What to do:
Each line below either holds the string "博士正高" or doesn't. Count those that do and give only the number.
╭─ Supplied material
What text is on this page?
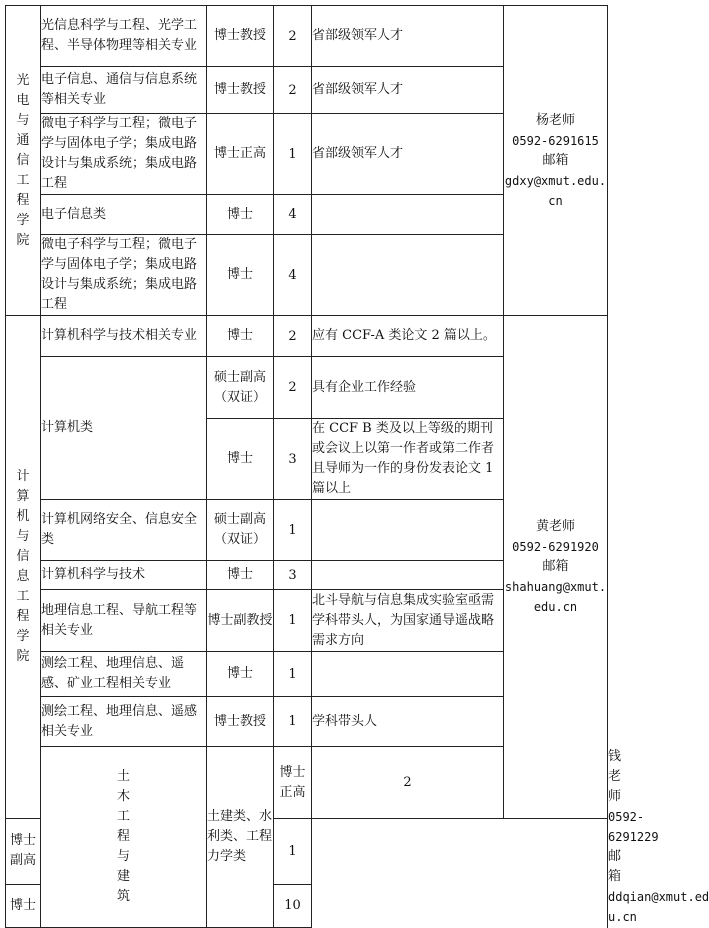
光电与通信工程学院	光信息科学与工程、光学工程、半导体物理等相关专业	博士教授	2	省部级领军人才	杨老师
0592-6291615
邮箱
gdxy@xmut.edu.
cn	

	电子信息、通信与信息系统等相关专业	博士教授	2	省部级领军人才		
	微电子科学与工程；微电子学与固体电子学；集成电路设计与集成系统；集成电路工程	博士正高	1	省部级领军人才		
	电子信息类	博士	4			
	微电子科学与工程；微电子学与固体电子学；集成电路设计与集成系统；集成电路工程	博士	4			

计算机与信息工程学院	计算机科学与技术相关专业	博士	2	应有 CCF-A 类论文 2 篇以上。	黄老师
0592-6291920
邮箱
shahuang@xmut.
edu.cn	

	计算机类	硕士副高（双证）	2	具有企业工作经验		
		博士	3	在 CCF B 类及以上等级的期刊或会议上以第一作者或第二作者且导师为一作的身份发表论文 1 篇以上		
	计算机网络安全、信息安全类	硕士副高（双证）	1			
	计算机科学与技术	博士	3			
	地理信息工程、导航工程等相关专业	博士副教授	1	北斗导航与信息集成实验室亟需学科带头人，为国家通导遥战略需求方向		
	测绘工程、地理信息、遥感、矿业工程相关专业	博士	1			
	测绘工程、地理信息、遥感相关专业	博士教授	1	学科带头人		

	土木工程与建筑	土建类、水利类、工程力学类	博士正高	2		钱老师
0592-6291229
邮箱
ddqian@xmut.ed
u.cn

博士副高			1			
博士			10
╰─
Correct answer:
2